— Exercise description —
Print out each record below, unaltered and complete, without its images.

— Records shown —
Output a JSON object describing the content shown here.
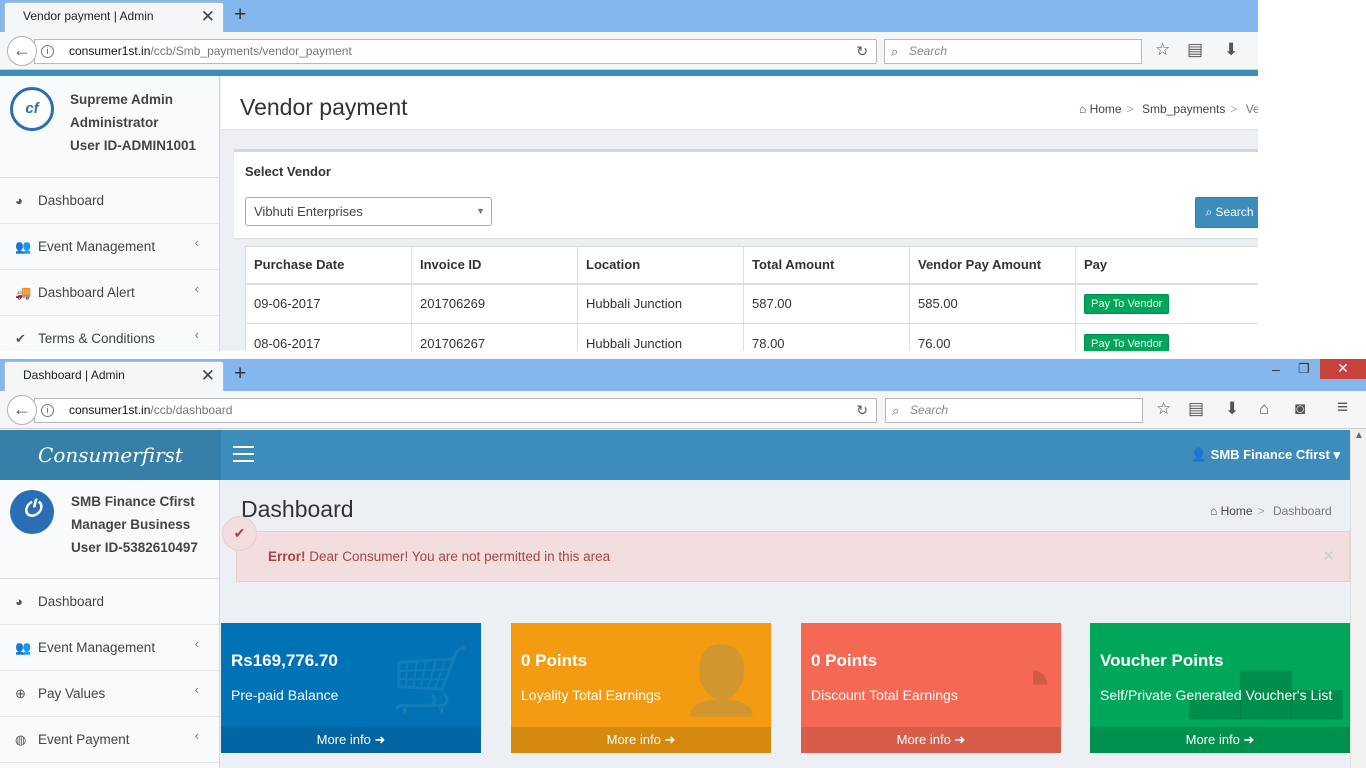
{
  "window1": {
    "tab_title": "Vendor payment | Admin",
    "url_host": "consumer1st.in",
    "url_path": "/ccb/Smb_payments/vendor_payment",
    "search_placeholder": "Search",
    "user": {
      "name": "Supreme Admin",
      "role": "Administrator",
      "id": "User ID-ADMIN1001"
    },
    "menu": [
      {
        "label": "Dashboard",
        "icon": "dashboard-icon"
      },
      {
        "label": "Event Management",
        "icon": "users-icon"
      },
      {
        "label": "Dashboard Alert",
        "icon": "truck-icon"
      },
      {
        "label": "Terms & Conditions",
        "icon": "check-icon"
      }
    ],
    "page_title": "Vendor payment",
    "breadcrumb": [
      "Home",
      "Smb_payments",
      "Ve"
    ],
    "select_vendor_label": "Select Vendor",
    "selected_vendor": "Vibhuti Enterprises",
    "search_button": "Search",
    "table": {
      "headers": [
        "Purchase Date",
        "Invoice ID",
        "Location",
        "Total Amount",
        "Vendor Pay Amount",
        "Pay"
      ],
      "rows": [
        [
          "09-06-2017",
          "201706269",
          "Hubbali Junction",
          "587.00",
          "585.00",
          "Pay To Vendor"
        ],
        [
          "08-06-2017",
          "201706267",
          "Hubbali Junction",
          "78.00",
          "76.00",
          "Pay To Vendor"
        ]
      ]
    }
  },
  "window2": {
    "tab_title": "Dashboard | Admin",
    "url_host": "consumer1st.in",
    "url_path": "/ccb/dashboard",
    "search_placeholder": "Search",
    "brand": "Consumerfirst",
    "header_user": "SMB Finance Cfirst",
    "user": {
      "name": "SMB Finance Cfirst",
      "role": "Manager Business",
      "id": "User ID-5382610497"
    },
    "menu": [
      {
        "label": "Dashboard",
        "icon": "dashboard-icon"
      },
      {
        "label": "Event Management",
        "icon": "users-icon"
      },
      {
        "label": "Pay Values",
        "icon": "lifebuoy-icon"
      },
      {
        "label": "Event Payment",
        "icon": "globe-icon"
      }
    ],
    "page_title": "Dashboard",
    "breadcrumb": [
      "Home",
      "Dashboard"
    ],
    "alert_strong": "Error!",
    "alert_text": " Dear Consumer! You are not permitted in this area",
    "boxes": [
      {
        "value": "Rs169,776.70",
        "label": "Pre-paid Balance",
        "link": "More info",
        "color": "#0073b7"
      },
      {
        "value": "0 Points",
        "label": "Loyality Total Earnings",
        "link": "More info",
        "color": "#f39c12"
      },
      {
        "value": "0 Points",
        "label": "Discount Total Earnings",
        "link": "More info",
        "color": "#f56954"
      },
      {
        "value": "Voucher Points",
        "label": "Self/Private Generated Voucher's List",
        "link": "More info",
        "color": "#00a65a"
      }
    ]
  }
}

— Output below —
Output a JSON object describing the content shown here.
{
  "window1": {
    "tab_title": "Vendor payment | Admin",
    "url_host": "consumer1st.in",
    "url_path": "/ccb/Smb_payments/vendor_payment",
    "search_placeholder": "Search",
    "user": {
      "name": "Supreme Admin",
      "role": "Administrator",
      "id": "User ID-ADMIN1001"
    },
    "menu": [
      {
        "label": "Dashboard",
        "icon": "dashboard-icon"
      },
      {
        "label": "Event Management",
        "icon": "users-icon"
      },
      {
        "label": "Dashboard Alert",
        "icon": "truck-icon"
      },
      {
        "label": "Terms & Conditions",
        "icon": "check-icon"
      }
    ],
    "page_title": "Vendor payment",
    "breadcrumb": [
      "Home",
      "Smb_payments",
      "Ve"
    ],
    "select_vendor_label": "Select Vendor",
    "selected_vendor": "Vibhuti Enterprises",
    "search_button": "Search",
    "table": {
      "headers": [
        "Purchase Date",
        "Invoice ID",
        "Location",
        "Total Amount",
        "Vendor Pay Amount",
        "Pay"
      ],
      "rows": [
        [
          "09-06-2017",
          "201706269",
          "Hubbali Junction",
          "587.00",
          "585.00",
          "Pay To Vendor"
        ],
        [
          "08-06-2017",
          "201706267",
          "Hubbali Junction",
          "78.00",
          "76.00",
          "Pay To Vendor"
        ]
      ]
    }
  },
  "window2": {
    "tab_title": "Dashboard | Admin",
    "url_host": "consumer1st.in",
    "url_path": "/ccb/dashboard",
    "search_placeholder": "Search",
    "brand": "Consumerfirst",
    "header_user": "SMB Finance Cfirst",
    "user": {
      "name": "SMB Finance Cfirst",
      "role": "Manager Business",
      "id": "User ID-5382610497"
    },
    "menu": [
      {
        "label": "Dashboard",
        "icon": "dashboard-icon"
      },
      {
        "label": "Event Management",
        "icon": "users-icon"
      },
      {
        "label": "Pay Values",
        "icon": "lifebuoy-icon"
      },
      {
        "label": "Event Payment",
        "icon": "globe-icon"
      }
    ],
    "page_title": "Dashboard",
    "breadcrumb": [
      "Home",
      "Dashboard"
    ],
    "alert_strong": "Error!",
    "alert_text": " Dear Consumer! You are not permitted in this area",
    "boxes": [
      {
        "value": "Rs169,776.70",
        "label": "Pre-paid Balance",
        "link": "More info",
        "color": "#0073b7"
      },
      {
        "value": "0 Points",
        "label": "Loyality Total Earnings",
        "link": "More info",
        "color": "#f39c12"
      },
      {
        "value": "0 Points",
        "label": "Discount Total Earnings",
        "link": "More info",
        "color": "#f56954"
      },
      {
        "value": "Voucher Points",
        "label": "Self/Private Generated Voucher's List",
        "link": "More info",
        "color": "#00a65a"
      }
    ]
  }
}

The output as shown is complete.